>> START

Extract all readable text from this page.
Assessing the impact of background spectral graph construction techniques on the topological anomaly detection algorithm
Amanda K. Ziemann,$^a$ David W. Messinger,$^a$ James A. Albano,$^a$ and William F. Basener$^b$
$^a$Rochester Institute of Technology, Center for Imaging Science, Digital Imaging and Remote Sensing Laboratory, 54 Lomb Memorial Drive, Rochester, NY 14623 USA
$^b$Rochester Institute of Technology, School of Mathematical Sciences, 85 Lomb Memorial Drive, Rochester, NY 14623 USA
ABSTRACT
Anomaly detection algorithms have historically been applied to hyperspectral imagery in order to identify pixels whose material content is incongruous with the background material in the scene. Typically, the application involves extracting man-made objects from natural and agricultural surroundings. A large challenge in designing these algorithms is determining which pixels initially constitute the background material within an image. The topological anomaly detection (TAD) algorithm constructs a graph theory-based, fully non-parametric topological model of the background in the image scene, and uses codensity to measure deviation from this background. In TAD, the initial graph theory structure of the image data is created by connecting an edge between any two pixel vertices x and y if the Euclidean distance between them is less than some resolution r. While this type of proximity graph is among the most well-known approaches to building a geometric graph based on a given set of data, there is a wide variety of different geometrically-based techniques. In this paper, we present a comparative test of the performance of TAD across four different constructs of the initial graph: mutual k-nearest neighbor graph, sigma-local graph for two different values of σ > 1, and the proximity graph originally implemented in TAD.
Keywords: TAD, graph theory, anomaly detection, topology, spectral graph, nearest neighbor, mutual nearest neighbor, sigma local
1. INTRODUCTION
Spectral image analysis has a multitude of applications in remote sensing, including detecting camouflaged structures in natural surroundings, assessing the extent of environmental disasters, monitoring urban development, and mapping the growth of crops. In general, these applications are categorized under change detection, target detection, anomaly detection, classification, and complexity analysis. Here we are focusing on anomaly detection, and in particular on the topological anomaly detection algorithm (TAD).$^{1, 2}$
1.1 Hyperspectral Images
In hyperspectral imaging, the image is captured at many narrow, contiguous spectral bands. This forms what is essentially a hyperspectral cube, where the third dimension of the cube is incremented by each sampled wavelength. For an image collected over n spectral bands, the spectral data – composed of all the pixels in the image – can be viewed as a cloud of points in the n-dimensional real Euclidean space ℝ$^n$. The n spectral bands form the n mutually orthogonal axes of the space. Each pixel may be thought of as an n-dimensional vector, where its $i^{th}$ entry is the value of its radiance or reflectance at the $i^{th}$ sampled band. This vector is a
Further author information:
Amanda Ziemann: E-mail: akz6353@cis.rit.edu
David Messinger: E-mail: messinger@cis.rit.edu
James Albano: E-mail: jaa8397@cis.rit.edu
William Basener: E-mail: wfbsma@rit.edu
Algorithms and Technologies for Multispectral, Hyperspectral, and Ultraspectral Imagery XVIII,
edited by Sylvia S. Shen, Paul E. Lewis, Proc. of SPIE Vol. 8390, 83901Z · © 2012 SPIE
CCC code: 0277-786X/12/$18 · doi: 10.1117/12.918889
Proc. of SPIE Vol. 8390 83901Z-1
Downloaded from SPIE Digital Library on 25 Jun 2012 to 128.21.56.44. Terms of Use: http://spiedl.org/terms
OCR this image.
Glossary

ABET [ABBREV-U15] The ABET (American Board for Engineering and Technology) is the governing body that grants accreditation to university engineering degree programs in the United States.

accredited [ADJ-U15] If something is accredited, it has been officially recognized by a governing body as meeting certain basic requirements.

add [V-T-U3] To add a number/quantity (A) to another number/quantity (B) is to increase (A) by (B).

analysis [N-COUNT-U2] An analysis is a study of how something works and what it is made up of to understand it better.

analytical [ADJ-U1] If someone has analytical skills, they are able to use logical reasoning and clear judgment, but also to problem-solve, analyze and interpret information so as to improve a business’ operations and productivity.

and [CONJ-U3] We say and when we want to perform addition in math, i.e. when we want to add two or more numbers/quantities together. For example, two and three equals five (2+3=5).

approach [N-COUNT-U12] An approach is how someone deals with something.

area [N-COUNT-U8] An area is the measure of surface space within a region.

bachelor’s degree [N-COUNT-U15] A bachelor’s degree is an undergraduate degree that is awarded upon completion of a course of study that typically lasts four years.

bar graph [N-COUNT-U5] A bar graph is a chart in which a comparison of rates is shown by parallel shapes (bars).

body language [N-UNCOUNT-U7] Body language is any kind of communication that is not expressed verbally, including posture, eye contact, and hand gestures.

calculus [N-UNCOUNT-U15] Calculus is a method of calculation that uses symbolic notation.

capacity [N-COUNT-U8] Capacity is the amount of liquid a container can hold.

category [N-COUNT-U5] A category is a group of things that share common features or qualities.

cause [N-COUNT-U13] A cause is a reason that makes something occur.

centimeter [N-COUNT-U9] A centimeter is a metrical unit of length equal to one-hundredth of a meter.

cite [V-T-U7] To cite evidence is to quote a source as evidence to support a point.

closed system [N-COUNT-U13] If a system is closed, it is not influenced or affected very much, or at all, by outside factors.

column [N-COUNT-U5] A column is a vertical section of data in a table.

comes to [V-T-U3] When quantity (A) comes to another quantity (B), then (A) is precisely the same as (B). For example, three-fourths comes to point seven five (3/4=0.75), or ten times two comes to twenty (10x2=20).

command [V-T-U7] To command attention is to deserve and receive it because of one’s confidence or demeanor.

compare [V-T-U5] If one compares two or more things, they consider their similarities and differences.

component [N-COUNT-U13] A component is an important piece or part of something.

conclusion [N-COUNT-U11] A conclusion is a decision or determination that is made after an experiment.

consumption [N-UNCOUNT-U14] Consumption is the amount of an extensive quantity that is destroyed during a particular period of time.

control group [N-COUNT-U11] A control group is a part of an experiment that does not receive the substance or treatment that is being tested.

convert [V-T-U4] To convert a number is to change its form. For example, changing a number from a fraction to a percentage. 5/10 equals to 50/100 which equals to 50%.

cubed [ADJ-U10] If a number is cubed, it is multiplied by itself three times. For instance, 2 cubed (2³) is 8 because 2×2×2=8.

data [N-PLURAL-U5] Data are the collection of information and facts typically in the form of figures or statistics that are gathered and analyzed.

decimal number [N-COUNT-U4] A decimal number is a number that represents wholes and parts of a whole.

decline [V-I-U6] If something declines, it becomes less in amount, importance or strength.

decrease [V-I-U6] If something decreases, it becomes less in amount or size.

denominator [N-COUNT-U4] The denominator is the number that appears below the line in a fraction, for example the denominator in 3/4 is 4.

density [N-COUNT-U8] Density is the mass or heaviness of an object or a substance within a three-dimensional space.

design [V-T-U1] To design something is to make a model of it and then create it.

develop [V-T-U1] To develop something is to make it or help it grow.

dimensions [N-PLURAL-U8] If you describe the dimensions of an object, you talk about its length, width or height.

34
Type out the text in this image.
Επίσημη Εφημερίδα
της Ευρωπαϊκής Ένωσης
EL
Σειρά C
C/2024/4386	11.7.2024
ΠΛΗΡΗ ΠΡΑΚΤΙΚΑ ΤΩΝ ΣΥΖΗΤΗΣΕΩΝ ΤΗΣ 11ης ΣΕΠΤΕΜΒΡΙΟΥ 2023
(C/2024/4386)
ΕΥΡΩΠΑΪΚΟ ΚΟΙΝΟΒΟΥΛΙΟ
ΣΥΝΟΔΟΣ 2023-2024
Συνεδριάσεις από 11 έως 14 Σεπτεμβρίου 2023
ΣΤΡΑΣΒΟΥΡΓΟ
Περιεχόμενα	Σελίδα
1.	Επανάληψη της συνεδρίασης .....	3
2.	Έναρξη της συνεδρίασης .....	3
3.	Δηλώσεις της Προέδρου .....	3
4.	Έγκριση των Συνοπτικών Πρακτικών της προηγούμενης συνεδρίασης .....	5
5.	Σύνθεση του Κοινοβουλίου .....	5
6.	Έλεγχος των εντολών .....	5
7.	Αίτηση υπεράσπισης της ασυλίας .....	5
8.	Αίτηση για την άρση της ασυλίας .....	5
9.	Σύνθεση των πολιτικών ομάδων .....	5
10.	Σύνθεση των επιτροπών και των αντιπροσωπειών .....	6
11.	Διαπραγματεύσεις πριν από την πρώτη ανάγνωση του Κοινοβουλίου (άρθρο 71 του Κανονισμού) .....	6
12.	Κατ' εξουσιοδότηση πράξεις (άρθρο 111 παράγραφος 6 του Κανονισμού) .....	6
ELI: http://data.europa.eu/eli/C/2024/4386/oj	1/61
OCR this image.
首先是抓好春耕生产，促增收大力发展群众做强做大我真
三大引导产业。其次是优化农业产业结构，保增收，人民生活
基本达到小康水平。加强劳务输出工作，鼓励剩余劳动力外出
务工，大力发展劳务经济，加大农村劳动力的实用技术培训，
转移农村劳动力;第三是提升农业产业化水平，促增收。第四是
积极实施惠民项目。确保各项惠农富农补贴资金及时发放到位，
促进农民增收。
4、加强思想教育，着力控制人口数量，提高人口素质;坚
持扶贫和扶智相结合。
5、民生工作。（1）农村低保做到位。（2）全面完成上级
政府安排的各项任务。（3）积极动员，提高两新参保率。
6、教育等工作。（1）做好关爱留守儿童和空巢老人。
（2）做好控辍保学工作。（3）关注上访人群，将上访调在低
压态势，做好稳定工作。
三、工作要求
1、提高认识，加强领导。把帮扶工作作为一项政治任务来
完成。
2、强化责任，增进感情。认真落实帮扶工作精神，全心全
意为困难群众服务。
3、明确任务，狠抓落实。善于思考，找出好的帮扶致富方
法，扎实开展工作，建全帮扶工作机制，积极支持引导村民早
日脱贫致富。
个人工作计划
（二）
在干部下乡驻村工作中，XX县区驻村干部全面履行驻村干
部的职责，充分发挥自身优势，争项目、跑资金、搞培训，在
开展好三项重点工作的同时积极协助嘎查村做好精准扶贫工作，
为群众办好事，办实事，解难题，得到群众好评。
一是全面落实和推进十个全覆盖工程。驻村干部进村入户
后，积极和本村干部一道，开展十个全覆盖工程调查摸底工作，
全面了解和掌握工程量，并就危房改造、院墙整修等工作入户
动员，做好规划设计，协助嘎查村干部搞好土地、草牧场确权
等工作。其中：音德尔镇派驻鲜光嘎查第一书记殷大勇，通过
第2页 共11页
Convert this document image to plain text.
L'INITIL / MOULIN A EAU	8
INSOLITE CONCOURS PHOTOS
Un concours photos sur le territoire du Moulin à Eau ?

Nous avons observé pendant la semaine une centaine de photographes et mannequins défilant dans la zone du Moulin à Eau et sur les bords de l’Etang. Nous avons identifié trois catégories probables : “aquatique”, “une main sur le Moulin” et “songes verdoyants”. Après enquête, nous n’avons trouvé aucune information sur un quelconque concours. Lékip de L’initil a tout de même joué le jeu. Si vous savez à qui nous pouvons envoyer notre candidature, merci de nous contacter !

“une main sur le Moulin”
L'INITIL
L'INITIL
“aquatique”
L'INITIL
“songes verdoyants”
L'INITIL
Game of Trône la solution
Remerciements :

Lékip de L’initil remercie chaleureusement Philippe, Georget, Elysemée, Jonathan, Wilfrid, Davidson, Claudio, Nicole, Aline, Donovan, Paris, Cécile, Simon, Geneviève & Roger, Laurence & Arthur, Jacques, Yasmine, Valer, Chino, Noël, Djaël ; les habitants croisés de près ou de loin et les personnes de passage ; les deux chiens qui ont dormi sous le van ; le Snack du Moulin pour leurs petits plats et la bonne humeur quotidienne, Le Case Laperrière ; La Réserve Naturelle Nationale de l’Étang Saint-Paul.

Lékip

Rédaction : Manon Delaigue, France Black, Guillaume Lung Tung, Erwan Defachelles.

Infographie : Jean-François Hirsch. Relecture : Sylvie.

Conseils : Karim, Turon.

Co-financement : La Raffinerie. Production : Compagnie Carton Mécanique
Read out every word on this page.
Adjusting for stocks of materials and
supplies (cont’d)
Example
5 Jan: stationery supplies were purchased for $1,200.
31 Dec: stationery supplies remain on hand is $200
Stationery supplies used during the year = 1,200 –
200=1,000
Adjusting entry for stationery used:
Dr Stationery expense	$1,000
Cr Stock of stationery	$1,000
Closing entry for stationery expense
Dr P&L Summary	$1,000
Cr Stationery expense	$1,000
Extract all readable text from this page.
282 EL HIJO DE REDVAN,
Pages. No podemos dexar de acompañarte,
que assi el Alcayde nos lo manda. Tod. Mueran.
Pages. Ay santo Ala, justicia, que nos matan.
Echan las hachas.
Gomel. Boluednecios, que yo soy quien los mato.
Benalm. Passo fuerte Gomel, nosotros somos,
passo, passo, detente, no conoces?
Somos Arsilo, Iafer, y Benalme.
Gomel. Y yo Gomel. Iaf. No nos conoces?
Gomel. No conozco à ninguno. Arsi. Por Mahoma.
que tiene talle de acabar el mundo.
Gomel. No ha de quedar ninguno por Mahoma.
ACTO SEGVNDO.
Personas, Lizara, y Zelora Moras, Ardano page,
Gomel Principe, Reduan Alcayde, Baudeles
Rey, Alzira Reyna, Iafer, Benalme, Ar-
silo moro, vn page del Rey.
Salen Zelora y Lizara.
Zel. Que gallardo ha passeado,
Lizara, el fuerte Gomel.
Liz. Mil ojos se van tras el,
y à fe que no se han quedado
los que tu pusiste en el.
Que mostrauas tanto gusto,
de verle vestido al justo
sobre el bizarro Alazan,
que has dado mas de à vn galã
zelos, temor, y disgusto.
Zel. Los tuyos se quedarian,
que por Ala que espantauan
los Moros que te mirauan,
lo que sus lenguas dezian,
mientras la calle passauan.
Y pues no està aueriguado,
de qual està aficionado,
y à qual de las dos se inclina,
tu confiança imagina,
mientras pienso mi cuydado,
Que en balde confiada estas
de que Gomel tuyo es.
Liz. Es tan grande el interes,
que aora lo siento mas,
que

>> END

### Your goal
Copy every line of the entries above in which "Zelora" occurs.

### The solution
Personas, Lizara, y Zelora Moras, Ardano page,
Salen Zelora y Lizara.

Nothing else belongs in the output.